Data entries

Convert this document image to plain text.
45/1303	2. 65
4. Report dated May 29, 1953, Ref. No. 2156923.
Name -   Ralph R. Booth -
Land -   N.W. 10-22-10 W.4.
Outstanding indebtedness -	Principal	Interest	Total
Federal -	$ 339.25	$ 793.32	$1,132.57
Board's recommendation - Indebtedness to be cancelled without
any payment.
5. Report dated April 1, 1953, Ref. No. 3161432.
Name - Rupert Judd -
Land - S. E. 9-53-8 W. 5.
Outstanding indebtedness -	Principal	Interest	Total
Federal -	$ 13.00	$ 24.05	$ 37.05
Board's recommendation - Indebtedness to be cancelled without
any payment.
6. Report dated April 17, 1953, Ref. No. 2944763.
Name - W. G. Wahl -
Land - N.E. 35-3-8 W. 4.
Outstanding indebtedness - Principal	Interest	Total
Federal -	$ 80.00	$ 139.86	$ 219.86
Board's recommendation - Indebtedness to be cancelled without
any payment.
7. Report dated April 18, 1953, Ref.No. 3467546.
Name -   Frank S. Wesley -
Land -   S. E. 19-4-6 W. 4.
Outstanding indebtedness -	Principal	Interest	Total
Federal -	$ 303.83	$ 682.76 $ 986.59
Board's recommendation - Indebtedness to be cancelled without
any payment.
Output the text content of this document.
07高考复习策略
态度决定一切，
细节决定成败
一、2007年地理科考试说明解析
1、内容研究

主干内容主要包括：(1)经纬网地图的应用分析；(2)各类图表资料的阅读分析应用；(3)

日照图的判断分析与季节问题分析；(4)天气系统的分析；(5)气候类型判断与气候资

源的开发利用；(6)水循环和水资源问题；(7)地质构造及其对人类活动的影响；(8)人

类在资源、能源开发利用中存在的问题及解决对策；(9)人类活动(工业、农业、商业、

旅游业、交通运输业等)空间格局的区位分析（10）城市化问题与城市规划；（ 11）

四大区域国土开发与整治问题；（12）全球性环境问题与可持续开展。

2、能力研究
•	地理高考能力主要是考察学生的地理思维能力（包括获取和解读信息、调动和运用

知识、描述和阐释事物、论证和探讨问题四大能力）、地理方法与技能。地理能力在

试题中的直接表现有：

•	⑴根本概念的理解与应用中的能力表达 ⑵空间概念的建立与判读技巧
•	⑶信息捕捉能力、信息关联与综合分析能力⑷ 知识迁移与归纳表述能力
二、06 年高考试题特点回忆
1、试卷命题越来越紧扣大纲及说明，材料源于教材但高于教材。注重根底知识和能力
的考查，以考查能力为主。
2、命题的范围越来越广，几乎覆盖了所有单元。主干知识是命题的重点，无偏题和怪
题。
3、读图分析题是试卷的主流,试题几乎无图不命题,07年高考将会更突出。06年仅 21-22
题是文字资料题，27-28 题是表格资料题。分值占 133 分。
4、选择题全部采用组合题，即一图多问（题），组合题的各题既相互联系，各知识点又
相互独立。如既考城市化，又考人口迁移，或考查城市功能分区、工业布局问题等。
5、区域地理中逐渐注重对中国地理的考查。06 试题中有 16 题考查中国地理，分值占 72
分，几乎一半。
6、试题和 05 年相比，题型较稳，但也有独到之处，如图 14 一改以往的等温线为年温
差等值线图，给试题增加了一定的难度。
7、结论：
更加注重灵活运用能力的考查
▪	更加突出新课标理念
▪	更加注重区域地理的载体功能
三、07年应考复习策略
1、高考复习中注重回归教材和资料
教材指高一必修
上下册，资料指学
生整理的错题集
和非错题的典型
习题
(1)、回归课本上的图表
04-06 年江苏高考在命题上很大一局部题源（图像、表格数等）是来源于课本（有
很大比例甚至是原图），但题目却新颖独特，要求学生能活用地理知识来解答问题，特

Written instruction
How many of the lines above include the string "Report"? Answer with the number only.

Result of the task
4